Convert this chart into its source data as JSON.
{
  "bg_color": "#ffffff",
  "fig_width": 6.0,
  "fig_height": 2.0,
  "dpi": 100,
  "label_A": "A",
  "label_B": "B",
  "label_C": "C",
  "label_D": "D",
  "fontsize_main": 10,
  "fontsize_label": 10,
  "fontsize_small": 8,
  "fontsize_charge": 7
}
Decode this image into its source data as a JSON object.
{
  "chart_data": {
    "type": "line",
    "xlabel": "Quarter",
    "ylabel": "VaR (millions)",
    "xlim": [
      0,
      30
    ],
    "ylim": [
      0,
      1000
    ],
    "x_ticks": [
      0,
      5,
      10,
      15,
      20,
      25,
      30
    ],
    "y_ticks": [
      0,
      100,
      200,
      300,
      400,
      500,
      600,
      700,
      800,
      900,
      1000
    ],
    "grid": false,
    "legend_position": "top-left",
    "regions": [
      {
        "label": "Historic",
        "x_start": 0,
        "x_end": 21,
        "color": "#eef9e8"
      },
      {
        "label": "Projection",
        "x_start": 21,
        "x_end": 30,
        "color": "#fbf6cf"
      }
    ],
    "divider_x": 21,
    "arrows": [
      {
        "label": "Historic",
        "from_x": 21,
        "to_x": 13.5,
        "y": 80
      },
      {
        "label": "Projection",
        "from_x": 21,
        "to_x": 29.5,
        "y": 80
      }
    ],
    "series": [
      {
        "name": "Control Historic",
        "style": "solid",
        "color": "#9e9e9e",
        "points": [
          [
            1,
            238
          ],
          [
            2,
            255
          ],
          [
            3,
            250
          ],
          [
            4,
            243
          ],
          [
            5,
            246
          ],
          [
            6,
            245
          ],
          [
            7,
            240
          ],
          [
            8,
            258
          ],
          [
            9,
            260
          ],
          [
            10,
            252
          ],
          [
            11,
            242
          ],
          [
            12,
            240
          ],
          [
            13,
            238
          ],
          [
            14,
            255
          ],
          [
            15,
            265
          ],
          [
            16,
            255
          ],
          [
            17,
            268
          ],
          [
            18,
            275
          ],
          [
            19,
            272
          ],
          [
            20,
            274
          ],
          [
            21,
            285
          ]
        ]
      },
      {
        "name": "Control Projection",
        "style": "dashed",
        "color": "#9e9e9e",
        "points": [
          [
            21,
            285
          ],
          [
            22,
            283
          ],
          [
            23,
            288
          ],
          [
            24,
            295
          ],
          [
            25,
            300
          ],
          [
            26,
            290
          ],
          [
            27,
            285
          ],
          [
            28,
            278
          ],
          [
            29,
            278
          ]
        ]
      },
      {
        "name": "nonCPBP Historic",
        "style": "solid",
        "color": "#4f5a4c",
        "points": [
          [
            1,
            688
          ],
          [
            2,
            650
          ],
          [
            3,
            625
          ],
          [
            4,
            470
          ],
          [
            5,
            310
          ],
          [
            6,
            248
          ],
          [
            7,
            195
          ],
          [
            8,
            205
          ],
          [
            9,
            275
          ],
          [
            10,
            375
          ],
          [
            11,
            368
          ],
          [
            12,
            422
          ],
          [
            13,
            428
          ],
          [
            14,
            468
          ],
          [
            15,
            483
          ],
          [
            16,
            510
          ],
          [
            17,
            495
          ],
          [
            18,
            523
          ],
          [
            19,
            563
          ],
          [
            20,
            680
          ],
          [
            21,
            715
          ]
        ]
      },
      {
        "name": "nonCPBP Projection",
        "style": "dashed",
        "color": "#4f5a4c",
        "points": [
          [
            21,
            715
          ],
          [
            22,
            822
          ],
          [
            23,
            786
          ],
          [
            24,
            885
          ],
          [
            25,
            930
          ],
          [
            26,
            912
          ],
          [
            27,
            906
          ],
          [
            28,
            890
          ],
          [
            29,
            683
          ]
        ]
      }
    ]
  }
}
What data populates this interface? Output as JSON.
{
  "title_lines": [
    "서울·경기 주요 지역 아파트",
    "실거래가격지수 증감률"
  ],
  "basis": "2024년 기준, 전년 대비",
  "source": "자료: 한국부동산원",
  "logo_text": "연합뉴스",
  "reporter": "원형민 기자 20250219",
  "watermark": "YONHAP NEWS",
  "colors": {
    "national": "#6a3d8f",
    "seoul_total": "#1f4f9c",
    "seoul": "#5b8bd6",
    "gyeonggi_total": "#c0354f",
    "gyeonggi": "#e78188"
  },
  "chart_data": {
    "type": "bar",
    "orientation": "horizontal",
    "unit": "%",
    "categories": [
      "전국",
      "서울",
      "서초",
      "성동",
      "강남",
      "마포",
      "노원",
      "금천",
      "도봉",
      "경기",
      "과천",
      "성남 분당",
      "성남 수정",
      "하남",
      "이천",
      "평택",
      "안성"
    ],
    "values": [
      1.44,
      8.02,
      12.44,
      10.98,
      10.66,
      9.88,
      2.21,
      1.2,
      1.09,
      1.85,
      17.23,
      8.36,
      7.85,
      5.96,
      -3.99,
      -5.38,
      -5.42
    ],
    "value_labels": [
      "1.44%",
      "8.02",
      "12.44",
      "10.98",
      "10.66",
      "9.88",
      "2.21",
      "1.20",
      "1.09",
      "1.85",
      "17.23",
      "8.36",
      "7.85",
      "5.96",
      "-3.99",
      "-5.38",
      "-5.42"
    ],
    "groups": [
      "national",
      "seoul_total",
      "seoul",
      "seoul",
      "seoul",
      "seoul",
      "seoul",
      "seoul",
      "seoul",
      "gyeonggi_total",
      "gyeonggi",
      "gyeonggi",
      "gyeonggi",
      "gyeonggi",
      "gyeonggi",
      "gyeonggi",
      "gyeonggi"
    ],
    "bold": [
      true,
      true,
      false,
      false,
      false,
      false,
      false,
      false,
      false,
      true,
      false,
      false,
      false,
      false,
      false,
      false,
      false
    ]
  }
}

**Problem**
Each line above that includes "JSON" should be shown.

**The solution**
Convert this chart into its source data as JSON.
Decode this image into its source data as a JSON object.
What data populates this interface? Output as JSON.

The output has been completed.